Return each entry exactly, with none missing.

§

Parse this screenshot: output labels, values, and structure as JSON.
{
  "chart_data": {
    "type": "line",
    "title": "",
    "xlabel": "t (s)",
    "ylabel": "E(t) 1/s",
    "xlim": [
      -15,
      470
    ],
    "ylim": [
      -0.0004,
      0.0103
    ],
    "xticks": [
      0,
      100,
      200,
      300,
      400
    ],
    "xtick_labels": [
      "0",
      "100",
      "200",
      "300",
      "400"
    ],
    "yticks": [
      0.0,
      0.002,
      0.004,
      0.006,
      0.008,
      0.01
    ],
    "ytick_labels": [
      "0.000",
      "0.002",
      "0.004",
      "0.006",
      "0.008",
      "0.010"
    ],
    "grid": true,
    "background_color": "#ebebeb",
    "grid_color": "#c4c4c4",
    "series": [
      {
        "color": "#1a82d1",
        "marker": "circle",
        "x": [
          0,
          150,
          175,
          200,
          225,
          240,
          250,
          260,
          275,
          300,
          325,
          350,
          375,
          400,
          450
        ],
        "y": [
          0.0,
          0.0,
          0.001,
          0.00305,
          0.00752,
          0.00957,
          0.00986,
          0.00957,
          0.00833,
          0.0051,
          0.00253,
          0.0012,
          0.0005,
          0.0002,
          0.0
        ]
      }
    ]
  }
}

§

**TASK RESULT:**
Parse this screenshot: output labels, values, and structure as JSON.
{
  "chart_data": {
    "type": "line",
    "title": "",
    "xlabel": "t (s)",
    "ylabel": "E(t) 1/s",
    "xlim": [
      -15,
      470
    ],
    "ylim": [
      -0.0004,
      0.0103
    ],
    "xticks": [
      0,
      100,
      200,
      300,
      400
    ],
    "xtick_labels": [
      "0",
      "100",
      "200",
      "300",
      "400"
    ],
    "yticks": [
      0.0,
      0.002,
      0.004,
      0.006,
      0.008,
      0.01
    ],
    "ytick_labels": [
      "0.000",
      "0.002",
      "0.004",
      "0.006",
      "0.008",
      "0.010"
    ],
    "grid": true,
    "background_color": "#ebebeb",
    "grid_color": "#c4c4c4",
    "series": [
      {
        "color": "#1a82d1",
        "marker": "circle",
        "x": [
          0,
          150,
          175,
          200,
          225,
          240,
          250,
          260,
          275,
          300,
          325,
          350,
          375,
          400,
          450
        ],
        "y": [
          0.0,
          0.0,
          0.001,
          0.00305,
          0.00752,
          0.00957,
          0.00986,
          0.00957,
          0.00833,
          0.0051,
          0.00253,
          0.0012,
          0.0005,
          0.0002,
          0.0
        ]
      }
    ]
  }
}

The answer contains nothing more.